[Element and region listings]
########

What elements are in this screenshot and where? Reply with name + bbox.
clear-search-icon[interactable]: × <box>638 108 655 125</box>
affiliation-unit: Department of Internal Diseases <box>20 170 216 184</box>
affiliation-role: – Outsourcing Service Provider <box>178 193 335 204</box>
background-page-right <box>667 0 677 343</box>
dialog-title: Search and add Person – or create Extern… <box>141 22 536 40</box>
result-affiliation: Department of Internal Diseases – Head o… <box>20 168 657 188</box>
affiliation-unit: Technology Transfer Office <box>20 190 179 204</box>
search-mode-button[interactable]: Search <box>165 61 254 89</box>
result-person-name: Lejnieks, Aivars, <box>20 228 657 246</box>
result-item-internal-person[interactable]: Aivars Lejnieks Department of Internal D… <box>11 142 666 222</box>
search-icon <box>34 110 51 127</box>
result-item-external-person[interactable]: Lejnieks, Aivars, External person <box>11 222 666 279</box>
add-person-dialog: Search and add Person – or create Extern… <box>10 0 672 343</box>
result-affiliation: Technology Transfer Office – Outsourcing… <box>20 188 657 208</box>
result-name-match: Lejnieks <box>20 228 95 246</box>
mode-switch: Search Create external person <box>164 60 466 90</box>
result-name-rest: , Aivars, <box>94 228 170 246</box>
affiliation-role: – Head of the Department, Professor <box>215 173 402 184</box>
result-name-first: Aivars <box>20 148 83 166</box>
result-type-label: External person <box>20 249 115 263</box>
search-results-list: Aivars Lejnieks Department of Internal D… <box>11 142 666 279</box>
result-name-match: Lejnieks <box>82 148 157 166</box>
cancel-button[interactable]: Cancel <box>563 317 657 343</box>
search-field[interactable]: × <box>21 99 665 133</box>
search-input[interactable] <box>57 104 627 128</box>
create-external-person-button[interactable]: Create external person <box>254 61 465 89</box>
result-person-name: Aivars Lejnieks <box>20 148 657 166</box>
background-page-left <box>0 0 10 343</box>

########

**What to work on**
Please copy out the material above line for line, changing nothing.

**Worked answer**
What elements are in this screenshot and where? Reply with name + bbox.
clear-search-icon[interactable]: × <box>638 108 655 125</box>
affiliation-unit: Department of Internal Diseases <box>20 170 216 184</box>
affiliation-role: – Outsourcing Service Provider <box>178 193 335 204</box>
background-page-right <box>667 0 677 343</box>
dialog-title: Search and add Person – or create Extern… <box>141 22 536 40</box>
result-affiliation: Department of Internal Diseases – Head o… <box>20 168 657 188</box>
affiliation-unit: Technology Transfer Office <box>20 190 179 204</box>
search-mode-button[interactable]: Search <box>165 61 254 89</box>
result-person-name: Lejnieks, Aivars, <box>20 228 657 246</box>
result-item-internal-person[interactable]: Aivars Lejnieks Department of Internal D… <box>11 142 666 222</box>
search-icon <box>34 110 51 127</box>
result-item-external-person[interactable]: Lejnieks, Aivars, External person <box>11 222 666 279</box>
add-person-dialog: Search and add Person – or create Extern… <box>10 0 672 343</box>
result-affiliation: Technology Transfer Office – Outsourcing… <box>20 188 657 208</box>
result-name-match: Lejnieks <box>20 228 95 246</box>
mode-switch: Search Create external person <box>164 60 466 90</box>
result-name-rest: , Aivars, <box>94 228 170 246</box>
affiliation-role: – Head of the Department, Professor <box>215 173 402 184</box>
result-name-first: Aivars <box>20 148 83 166</box>
result-type-label: External person <box>20 249 115 263</box>
search-results-list: Aivars Lejnieks Department of Internal D… <box>11 142 666 279</box>
result-name-match: Lejnieks <box>82 148 157 166</box>
cancel-button[interactable]: Cancel <box>563 317 657 343</box>
search-field[interactable]: × <box>21 99 665 133</box>
search-input[interactable] <box>57 104 627 128</box>
create-external-person-button[interactable]: Create external person <box>254 61 465 89</box>
result-person-name: Aivars Lejnieks <box>20 148 657 166</box>
background-page-left <box>0 0 10 343</box>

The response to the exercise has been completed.